(Collection entries)
>>>

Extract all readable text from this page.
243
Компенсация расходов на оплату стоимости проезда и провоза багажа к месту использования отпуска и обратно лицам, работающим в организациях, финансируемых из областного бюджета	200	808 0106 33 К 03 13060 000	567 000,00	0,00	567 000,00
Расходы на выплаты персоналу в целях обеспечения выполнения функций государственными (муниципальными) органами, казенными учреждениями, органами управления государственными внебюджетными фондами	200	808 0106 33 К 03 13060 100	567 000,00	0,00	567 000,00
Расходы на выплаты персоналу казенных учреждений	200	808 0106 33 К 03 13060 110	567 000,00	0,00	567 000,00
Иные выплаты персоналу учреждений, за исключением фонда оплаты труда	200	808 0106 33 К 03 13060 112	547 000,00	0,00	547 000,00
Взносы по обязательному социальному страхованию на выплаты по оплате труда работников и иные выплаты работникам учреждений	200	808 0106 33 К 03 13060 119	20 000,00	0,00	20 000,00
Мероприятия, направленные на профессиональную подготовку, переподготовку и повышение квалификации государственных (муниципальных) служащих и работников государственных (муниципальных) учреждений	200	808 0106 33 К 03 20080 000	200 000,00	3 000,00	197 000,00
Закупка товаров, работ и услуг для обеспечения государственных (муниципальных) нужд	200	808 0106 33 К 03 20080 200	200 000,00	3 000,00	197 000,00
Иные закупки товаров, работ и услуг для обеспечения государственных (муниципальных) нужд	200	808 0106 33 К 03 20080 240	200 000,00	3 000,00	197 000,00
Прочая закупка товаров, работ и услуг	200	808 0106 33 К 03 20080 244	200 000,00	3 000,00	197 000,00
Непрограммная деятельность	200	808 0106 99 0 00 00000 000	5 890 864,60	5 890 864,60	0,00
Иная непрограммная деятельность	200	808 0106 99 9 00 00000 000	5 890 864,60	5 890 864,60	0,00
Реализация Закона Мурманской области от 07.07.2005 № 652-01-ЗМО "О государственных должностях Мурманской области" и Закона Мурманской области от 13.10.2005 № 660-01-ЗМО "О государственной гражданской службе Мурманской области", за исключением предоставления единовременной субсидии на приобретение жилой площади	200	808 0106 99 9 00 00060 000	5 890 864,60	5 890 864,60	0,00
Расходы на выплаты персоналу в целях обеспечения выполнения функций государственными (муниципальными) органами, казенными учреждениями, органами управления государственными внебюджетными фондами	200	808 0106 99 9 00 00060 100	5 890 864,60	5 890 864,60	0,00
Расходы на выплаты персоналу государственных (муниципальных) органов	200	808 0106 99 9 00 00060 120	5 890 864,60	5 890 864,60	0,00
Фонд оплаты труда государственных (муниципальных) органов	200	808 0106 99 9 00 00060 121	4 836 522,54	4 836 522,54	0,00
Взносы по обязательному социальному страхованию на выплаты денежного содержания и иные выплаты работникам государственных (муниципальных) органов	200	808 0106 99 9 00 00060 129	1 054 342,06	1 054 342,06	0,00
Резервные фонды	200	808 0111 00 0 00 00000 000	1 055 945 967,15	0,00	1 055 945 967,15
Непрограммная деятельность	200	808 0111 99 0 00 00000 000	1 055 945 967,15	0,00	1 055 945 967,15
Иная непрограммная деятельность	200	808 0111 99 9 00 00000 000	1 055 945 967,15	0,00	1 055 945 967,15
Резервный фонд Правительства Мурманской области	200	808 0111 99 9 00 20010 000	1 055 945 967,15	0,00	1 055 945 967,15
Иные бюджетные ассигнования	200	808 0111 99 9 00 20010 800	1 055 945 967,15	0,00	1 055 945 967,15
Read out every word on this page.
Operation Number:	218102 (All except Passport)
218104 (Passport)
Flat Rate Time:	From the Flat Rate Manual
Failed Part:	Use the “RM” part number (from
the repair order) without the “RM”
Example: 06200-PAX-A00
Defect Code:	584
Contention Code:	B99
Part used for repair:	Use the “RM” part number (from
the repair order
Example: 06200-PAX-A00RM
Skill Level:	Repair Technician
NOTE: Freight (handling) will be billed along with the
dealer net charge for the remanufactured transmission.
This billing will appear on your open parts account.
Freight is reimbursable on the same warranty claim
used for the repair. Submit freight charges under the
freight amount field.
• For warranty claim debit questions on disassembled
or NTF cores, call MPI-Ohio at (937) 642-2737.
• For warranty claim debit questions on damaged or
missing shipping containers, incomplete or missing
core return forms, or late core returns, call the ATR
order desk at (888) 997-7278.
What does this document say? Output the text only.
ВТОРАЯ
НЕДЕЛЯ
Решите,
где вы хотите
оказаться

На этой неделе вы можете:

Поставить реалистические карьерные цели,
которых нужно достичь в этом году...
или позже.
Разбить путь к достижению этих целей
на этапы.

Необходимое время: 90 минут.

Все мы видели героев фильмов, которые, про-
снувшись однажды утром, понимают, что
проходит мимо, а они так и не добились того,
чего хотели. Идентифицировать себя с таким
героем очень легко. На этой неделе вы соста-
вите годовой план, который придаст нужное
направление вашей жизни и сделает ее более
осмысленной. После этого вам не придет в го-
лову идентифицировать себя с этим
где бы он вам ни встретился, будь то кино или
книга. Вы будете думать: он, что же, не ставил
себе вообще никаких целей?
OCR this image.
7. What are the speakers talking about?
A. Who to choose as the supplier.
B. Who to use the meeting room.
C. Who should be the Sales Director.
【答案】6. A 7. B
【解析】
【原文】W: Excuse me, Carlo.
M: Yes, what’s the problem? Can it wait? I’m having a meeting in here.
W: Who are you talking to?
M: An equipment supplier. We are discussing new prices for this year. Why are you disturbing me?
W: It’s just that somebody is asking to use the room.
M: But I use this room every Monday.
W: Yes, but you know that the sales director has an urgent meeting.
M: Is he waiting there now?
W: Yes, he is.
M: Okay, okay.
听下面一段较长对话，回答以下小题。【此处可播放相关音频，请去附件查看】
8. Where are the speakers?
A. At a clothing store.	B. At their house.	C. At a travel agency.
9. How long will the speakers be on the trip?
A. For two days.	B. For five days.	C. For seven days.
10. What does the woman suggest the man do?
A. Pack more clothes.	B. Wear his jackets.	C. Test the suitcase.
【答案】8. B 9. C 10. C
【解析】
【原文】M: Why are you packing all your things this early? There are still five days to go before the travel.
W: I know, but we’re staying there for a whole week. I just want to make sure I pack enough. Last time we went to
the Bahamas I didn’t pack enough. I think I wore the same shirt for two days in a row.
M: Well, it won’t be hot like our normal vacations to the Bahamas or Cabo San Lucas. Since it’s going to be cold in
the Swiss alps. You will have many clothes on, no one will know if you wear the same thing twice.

<<<

[Exercise] Scan the data for the word "order" and copy every line where it shows up.

[Answer below]
the repair order) without the “RM”
the repair order
order desk at (888) 997-7278.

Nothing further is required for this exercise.